◆ Exercise
Search the records below for the word "percentage" and show every line where it occurs.

◆ Entries provided
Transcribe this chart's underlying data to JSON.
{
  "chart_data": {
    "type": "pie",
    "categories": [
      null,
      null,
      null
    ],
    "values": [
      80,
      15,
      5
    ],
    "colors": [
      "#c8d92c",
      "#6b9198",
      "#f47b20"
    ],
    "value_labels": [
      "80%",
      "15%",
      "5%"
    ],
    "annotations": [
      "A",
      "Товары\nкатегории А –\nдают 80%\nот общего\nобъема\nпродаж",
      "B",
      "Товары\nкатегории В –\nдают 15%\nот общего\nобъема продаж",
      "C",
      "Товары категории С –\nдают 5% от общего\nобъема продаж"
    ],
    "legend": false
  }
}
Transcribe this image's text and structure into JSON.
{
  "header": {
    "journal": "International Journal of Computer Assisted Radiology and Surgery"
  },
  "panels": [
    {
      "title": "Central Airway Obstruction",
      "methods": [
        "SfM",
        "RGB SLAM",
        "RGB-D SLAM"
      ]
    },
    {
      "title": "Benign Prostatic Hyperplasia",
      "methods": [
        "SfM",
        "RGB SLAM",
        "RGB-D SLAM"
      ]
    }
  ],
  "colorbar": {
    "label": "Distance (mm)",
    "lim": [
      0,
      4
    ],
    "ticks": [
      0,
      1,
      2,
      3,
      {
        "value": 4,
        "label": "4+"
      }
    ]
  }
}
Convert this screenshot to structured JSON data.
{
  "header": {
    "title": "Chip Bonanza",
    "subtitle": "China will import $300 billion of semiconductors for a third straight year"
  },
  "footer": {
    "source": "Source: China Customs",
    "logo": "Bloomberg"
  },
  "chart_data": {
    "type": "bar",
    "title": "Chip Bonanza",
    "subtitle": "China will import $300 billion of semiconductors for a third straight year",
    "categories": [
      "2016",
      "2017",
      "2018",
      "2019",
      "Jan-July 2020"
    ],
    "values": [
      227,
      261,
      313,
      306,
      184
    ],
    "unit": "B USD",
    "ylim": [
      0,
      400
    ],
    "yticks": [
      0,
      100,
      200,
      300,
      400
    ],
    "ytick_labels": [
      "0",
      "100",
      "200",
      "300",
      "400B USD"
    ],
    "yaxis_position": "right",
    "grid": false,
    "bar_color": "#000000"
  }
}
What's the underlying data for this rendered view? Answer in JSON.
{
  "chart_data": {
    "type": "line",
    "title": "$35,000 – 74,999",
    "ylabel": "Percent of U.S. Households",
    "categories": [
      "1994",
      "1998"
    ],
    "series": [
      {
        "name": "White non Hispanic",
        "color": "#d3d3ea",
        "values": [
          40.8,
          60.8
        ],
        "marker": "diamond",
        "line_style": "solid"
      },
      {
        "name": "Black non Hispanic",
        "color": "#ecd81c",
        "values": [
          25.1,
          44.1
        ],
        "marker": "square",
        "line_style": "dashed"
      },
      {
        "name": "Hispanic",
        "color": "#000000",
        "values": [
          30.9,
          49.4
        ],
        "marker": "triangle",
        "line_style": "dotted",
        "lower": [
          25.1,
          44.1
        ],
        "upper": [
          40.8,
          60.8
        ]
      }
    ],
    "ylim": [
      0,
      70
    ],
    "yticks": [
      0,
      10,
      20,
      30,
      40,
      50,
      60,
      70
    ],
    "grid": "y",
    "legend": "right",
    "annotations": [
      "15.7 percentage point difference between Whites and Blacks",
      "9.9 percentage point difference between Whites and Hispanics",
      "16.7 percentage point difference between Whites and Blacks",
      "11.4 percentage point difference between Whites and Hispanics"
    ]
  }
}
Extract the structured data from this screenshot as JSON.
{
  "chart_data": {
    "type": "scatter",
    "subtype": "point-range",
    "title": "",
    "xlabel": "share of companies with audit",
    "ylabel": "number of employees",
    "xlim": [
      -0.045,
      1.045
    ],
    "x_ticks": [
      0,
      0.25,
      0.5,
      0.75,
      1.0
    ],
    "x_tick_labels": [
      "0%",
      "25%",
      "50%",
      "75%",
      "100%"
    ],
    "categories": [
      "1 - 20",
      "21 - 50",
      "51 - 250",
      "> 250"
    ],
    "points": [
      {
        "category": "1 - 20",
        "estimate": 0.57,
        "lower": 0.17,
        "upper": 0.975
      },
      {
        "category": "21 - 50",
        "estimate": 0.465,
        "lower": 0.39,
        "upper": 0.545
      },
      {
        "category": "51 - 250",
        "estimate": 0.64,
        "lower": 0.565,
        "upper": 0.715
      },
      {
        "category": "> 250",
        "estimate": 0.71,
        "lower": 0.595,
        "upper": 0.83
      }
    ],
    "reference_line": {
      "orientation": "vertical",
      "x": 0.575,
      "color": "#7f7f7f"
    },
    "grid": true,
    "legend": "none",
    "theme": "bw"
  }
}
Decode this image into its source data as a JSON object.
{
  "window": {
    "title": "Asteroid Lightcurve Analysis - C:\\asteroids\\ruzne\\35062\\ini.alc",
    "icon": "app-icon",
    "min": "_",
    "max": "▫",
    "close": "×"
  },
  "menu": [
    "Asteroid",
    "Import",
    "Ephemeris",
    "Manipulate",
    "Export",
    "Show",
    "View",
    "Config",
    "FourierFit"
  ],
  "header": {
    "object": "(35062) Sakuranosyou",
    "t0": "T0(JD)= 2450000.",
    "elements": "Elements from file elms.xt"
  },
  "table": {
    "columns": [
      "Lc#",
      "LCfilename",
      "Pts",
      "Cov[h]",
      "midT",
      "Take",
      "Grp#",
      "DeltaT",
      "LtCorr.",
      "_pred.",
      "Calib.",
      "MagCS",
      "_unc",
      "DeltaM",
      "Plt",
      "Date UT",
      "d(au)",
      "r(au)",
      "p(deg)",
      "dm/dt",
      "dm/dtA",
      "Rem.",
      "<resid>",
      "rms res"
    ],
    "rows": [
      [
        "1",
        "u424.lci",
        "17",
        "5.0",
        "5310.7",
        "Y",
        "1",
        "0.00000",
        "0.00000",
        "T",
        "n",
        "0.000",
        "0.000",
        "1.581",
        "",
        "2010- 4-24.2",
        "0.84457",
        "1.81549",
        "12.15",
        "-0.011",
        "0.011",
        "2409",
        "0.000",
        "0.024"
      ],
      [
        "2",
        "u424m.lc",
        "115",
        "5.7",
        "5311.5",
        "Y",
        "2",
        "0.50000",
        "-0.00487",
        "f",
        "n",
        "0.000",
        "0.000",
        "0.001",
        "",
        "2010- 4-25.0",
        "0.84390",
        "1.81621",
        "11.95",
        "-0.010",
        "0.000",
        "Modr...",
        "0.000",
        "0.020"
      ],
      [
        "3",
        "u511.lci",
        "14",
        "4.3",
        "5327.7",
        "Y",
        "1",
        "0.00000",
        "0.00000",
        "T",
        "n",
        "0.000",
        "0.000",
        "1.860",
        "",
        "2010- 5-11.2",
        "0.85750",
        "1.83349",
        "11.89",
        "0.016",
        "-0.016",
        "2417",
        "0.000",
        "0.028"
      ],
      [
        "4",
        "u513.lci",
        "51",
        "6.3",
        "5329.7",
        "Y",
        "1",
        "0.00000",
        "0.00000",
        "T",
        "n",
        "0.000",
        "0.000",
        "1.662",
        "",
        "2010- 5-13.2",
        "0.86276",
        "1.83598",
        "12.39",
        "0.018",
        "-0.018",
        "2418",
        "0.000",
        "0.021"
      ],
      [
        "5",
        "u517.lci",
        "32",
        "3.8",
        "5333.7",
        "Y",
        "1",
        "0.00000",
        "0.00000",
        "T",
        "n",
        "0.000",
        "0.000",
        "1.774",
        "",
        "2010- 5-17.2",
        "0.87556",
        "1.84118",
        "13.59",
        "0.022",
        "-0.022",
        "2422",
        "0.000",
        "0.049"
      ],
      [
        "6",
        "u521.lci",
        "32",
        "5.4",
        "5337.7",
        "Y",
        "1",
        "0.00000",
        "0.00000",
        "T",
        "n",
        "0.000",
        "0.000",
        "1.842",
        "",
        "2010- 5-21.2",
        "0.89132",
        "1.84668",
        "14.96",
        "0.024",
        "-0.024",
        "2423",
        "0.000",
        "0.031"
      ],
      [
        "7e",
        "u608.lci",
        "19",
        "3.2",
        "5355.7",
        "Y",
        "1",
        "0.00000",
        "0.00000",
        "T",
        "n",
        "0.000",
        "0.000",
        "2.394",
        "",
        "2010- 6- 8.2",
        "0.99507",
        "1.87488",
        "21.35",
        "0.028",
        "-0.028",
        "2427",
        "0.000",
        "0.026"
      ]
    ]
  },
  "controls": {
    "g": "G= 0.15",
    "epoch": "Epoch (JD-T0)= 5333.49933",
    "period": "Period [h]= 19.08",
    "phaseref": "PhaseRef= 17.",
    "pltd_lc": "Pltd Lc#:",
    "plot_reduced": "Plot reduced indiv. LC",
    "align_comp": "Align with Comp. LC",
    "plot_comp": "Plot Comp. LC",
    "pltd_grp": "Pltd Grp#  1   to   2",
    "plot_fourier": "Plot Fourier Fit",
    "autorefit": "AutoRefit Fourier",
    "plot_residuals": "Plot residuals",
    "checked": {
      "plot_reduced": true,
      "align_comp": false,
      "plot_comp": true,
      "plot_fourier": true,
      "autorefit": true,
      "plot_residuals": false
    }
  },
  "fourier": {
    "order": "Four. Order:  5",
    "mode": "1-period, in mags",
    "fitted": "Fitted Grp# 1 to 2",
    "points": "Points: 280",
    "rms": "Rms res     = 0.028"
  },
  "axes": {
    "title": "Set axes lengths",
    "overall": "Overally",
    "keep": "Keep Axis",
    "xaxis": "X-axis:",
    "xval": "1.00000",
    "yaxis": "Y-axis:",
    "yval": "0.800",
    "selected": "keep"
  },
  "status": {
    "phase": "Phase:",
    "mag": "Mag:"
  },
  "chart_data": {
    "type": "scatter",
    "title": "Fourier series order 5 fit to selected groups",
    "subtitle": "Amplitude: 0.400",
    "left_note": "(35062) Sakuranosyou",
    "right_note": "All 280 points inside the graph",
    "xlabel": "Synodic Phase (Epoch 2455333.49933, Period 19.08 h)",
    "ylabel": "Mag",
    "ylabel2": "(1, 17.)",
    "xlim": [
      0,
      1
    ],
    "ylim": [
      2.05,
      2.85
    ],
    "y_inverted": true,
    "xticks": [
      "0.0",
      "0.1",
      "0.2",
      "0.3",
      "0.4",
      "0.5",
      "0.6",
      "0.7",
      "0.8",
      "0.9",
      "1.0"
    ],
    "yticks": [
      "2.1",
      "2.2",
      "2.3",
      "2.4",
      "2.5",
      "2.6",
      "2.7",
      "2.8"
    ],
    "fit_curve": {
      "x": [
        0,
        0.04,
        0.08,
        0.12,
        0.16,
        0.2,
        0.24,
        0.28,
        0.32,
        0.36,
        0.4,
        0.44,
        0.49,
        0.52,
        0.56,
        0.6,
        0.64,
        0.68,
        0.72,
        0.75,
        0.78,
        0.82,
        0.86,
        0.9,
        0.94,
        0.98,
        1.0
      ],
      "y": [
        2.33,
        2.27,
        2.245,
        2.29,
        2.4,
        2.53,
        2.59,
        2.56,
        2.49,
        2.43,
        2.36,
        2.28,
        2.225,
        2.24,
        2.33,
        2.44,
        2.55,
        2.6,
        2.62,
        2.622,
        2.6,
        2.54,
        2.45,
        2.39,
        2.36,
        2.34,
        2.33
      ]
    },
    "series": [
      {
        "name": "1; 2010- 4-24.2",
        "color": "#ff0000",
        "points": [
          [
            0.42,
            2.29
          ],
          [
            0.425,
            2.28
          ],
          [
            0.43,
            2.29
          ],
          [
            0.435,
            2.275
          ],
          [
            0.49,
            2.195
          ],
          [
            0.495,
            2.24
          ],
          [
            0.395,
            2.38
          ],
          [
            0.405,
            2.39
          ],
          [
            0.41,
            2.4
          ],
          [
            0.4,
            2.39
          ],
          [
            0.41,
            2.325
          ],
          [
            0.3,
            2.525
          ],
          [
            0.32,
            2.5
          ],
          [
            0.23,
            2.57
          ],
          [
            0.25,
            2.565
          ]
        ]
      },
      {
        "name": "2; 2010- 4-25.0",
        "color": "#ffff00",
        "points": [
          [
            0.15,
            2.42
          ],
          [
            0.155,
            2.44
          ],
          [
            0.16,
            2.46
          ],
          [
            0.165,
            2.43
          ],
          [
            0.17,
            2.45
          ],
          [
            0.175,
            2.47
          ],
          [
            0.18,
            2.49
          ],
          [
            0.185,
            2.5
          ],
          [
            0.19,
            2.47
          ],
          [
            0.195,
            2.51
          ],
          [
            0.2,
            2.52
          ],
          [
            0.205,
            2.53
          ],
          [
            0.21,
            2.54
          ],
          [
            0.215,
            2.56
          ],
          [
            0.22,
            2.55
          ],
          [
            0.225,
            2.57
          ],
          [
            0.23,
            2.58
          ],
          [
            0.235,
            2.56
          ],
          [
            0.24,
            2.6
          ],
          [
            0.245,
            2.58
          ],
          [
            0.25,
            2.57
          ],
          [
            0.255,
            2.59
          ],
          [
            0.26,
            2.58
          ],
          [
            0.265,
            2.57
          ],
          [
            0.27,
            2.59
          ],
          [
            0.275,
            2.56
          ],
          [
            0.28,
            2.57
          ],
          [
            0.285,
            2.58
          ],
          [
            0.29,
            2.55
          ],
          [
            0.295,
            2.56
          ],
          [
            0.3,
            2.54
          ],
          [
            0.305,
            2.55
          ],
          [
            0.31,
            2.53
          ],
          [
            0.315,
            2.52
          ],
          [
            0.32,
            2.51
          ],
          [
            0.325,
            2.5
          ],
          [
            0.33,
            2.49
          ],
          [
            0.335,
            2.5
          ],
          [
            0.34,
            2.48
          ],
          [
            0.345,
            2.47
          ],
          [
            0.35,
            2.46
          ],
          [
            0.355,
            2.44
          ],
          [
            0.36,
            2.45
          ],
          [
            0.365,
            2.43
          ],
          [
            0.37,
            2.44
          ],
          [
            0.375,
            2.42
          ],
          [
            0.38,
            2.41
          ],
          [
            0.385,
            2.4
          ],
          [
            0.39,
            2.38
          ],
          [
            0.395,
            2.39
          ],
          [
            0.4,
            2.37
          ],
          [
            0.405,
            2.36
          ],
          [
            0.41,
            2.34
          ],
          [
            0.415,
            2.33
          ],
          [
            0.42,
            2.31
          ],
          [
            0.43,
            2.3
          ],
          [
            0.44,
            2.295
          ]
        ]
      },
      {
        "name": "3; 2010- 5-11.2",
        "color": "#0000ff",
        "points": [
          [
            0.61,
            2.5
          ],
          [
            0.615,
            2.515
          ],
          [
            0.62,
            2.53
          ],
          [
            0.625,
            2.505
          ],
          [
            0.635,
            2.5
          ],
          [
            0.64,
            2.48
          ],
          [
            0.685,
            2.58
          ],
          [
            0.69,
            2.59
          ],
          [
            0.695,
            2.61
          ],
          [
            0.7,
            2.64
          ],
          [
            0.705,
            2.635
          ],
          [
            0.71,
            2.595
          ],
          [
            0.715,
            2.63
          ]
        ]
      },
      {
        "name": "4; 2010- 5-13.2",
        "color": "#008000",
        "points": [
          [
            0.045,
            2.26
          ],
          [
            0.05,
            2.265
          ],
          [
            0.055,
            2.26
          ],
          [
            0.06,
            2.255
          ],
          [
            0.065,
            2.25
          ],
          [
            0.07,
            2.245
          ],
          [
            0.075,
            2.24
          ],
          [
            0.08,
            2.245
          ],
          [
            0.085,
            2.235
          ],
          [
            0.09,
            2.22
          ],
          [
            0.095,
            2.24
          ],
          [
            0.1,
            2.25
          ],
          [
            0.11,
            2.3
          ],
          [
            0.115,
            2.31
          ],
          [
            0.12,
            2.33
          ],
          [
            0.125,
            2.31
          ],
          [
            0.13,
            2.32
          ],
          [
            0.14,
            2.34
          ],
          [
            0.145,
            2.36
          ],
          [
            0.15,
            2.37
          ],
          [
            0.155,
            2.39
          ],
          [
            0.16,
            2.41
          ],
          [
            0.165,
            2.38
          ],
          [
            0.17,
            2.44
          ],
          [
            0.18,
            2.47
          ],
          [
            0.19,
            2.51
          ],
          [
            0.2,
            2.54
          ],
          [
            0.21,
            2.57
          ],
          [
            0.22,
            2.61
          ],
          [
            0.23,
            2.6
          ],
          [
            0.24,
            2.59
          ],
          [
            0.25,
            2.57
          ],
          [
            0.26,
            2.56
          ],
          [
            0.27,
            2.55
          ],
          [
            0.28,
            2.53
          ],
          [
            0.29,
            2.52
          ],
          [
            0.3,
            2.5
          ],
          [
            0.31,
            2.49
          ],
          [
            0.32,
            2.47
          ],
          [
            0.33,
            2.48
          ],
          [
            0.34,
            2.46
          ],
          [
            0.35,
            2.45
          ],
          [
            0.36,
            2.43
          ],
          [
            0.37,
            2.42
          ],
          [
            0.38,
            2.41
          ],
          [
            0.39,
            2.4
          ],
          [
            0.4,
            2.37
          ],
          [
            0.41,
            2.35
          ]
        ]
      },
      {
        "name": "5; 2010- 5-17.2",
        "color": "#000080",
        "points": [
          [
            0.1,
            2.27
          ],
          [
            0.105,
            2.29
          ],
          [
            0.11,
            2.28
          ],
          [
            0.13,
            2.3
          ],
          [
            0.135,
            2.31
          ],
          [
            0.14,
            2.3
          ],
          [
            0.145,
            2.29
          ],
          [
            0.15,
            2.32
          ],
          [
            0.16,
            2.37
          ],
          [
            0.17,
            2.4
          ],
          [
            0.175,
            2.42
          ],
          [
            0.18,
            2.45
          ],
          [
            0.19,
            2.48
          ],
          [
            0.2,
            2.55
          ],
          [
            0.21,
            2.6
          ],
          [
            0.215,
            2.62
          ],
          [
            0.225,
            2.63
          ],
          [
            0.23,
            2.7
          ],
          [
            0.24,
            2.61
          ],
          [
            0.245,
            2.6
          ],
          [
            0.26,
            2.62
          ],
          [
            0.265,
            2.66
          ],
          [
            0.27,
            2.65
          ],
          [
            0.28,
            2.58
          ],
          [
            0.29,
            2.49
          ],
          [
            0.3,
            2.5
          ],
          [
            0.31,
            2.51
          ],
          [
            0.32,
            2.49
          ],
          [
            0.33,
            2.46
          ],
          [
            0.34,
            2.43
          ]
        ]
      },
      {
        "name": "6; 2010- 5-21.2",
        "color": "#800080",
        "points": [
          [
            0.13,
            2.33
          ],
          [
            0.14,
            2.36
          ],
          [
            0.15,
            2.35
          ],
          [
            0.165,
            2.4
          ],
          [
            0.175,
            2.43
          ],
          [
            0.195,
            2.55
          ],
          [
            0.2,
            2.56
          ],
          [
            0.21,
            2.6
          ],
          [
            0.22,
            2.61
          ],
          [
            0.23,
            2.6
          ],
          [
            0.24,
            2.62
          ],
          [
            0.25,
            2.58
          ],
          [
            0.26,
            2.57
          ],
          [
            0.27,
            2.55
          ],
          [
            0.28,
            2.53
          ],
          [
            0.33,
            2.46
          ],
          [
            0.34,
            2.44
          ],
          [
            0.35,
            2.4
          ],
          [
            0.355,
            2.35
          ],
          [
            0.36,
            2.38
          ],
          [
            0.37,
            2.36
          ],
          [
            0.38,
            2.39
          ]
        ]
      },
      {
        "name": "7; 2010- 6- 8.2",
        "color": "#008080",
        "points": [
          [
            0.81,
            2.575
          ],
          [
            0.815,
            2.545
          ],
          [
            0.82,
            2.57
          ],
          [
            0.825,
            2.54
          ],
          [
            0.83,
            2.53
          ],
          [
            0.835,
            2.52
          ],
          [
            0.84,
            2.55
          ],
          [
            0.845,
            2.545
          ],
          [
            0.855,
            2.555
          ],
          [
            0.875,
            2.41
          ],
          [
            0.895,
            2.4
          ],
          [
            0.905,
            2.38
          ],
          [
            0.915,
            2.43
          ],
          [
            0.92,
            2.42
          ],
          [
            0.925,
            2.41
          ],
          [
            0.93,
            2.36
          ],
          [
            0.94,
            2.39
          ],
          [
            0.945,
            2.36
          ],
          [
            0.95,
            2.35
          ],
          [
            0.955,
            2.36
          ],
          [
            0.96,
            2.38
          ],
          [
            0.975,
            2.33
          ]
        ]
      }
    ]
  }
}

◆ Exercise solution
      "15.7 percentage point difference between Whites and Blacks",
      "9.9 percentage point difference between Whites and Hispanics",
      "16.7 percentage point difference between Whites and Blacks",
      "11.4 percentage point difference between Whites and Hispanics"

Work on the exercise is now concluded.